## PROBLEMS AND TASKS
1) Can you print, word for word, the part of the post on chip speed binning that opens with the words containing "Also you get an" and closes with "parts, sad panda."?
2) According to the post on chip speed binning, what speed grade was the expensive PC-133 RAM when PC-133 was new?

(Beginning of SELECTED EXCERPT)

With cache, RAM and somewhat CPU binning, though market demand sways it too, it's not so much what speed grade it is, which is minimum guaranteed performance, but what the next speed grade was at time of production, which says if you might get it running faster or not. If the next one in this case was 3ns then with a bit of luck you might get close to that, if it was 3.2ns, then it won't go far at all, because all the chips that did that got pulled out of the supply and labelled 3.2. We saw it with PC-133. When PC-133 was new, the expensive stuff was 7ns, but some 8ns RAM would get there, because the timings fall between 7 and 8, however after a couple of years 7.5ns appeared which was really all the 8ns chips that didn't quite make 7, but 8ns after that wouldn't do 133, because all the better chips between 8 and 7 had been marked 7.5 instead.
Also you get an extra chance with top tier stuff that it was qualified at maximum temperature and the bottom of the voltage tolerance, meaning if you keep it cool and your volts aren't dragging arse, you might make it do the next speed grade. Then also you get a bit of a shallow inverted bathtub in the yields, early on the chips just make it, but then the fab is making really excellent stuff, then towards EOL the masters are getting tired and stuff starts declining again. So early parts, not much chance they go faster, mid production parts, wheeeeeeeeee, late production parts, sad panda.
Unicorn herding operations are proceeding, but all the totes of hens teeth and barrels of rocking horse poop give them plenty of hiding spots.

(End of SELECTED EXCERPT)
(Beginning of DATA RECORDS)

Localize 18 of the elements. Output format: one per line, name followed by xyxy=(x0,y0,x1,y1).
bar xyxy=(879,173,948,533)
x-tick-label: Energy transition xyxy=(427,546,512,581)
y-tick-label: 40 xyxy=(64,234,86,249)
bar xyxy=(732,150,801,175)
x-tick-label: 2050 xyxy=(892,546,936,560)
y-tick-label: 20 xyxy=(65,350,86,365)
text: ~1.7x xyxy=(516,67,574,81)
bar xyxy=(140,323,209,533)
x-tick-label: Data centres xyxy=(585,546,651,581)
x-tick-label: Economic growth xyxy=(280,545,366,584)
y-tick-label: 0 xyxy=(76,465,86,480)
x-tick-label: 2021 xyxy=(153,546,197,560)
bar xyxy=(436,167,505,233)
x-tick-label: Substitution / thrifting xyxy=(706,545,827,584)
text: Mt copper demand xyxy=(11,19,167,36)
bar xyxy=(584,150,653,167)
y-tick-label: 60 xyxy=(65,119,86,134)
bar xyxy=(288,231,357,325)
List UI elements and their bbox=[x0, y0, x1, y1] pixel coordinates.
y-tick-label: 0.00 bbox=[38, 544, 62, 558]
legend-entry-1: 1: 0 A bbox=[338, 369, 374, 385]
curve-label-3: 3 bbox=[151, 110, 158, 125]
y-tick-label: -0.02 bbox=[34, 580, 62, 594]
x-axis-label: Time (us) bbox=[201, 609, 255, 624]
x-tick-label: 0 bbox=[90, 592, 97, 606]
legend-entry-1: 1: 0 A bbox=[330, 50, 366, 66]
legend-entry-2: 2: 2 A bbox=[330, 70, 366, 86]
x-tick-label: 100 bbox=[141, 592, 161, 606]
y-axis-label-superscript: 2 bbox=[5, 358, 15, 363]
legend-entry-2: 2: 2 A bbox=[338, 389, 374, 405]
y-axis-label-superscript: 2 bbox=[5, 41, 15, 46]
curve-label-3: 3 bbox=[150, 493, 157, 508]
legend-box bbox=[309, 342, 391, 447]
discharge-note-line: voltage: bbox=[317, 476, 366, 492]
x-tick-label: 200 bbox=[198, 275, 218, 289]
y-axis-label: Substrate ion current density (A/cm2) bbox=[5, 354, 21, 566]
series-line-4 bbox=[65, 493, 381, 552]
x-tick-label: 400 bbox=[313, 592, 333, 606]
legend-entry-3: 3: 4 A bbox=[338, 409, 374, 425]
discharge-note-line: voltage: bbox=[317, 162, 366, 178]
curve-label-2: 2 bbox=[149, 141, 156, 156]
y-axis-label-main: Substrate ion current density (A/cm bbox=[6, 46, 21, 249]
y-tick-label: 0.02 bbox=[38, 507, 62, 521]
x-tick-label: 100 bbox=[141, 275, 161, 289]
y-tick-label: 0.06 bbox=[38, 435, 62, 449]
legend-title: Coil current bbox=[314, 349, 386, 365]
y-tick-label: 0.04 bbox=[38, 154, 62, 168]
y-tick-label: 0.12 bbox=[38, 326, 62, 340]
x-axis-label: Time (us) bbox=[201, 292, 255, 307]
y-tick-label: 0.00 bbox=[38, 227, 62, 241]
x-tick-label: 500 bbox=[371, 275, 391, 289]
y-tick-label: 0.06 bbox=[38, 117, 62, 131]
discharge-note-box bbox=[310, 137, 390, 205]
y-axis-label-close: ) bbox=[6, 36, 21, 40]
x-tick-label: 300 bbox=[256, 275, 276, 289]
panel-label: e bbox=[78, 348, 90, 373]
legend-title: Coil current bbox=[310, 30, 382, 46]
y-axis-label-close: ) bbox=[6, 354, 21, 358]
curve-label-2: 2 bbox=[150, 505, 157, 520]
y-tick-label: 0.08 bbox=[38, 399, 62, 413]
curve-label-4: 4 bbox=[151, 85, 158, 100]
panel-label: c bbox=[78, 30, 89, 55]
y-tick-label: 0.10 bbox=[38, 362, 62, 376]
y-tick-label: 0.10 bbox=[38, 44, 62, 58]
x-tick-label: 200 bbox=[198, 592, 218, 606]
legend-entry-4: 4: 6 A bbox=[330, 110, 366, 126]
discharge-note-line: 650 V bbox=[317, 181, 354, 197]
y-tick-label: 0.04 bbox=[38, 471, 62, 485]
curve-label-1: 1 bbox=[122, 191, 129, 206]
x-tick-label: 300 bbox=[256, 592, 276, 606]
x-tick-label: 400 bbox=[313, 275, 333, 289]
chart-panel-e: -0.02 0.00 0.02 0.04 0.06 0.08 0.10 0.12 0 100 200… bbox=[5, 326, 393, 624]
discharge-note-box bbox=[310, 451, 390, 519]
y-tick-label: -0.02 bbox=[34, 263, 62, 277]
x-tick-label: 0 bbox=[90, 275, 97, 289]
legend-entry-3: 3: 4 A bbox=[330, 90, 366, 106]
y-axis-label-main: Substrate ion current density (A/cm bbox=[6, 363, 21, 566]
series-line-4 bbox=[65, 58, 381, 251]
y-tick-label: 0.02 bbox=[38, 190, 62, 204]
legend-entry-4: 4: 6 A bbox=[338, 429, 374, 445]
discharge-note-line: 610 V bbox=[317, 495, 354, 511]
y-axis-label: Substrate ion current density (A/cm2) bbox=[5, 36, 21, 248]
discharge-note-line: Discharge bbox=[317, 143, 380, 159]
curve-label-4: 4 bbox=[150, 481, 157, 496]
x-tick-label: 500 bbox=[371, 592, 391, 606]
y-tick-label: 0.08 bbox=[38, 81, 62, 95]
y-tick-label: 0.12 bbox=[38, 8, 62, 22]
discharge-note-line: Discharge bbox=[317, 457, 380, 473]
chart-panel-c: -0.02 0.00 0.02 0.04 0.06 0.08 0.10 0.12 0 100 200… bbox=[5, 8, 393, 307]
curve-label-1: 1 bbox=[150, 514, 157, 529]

(End of DATA RECORDS)

## SOLUTION SET
1)
Also you get an extra chance with top tier stuff that it was qualified at maximum temperature and the bottom of the voltage tolerance, meaning if you keep it cool and your volts aren't dragging arse, you might make it do the next speed grade. Then also you get a bit of a shallow inverted bathtub in the yields, early on the chips just make it, but then the fab is making really excellent stuff, then towards EOL the masters are getting tired and stuff starts declining again. So early parts, not much chance they go faster, mid production parts, wheeeeeeeeee, late production parts, sad panda.

2) 7ns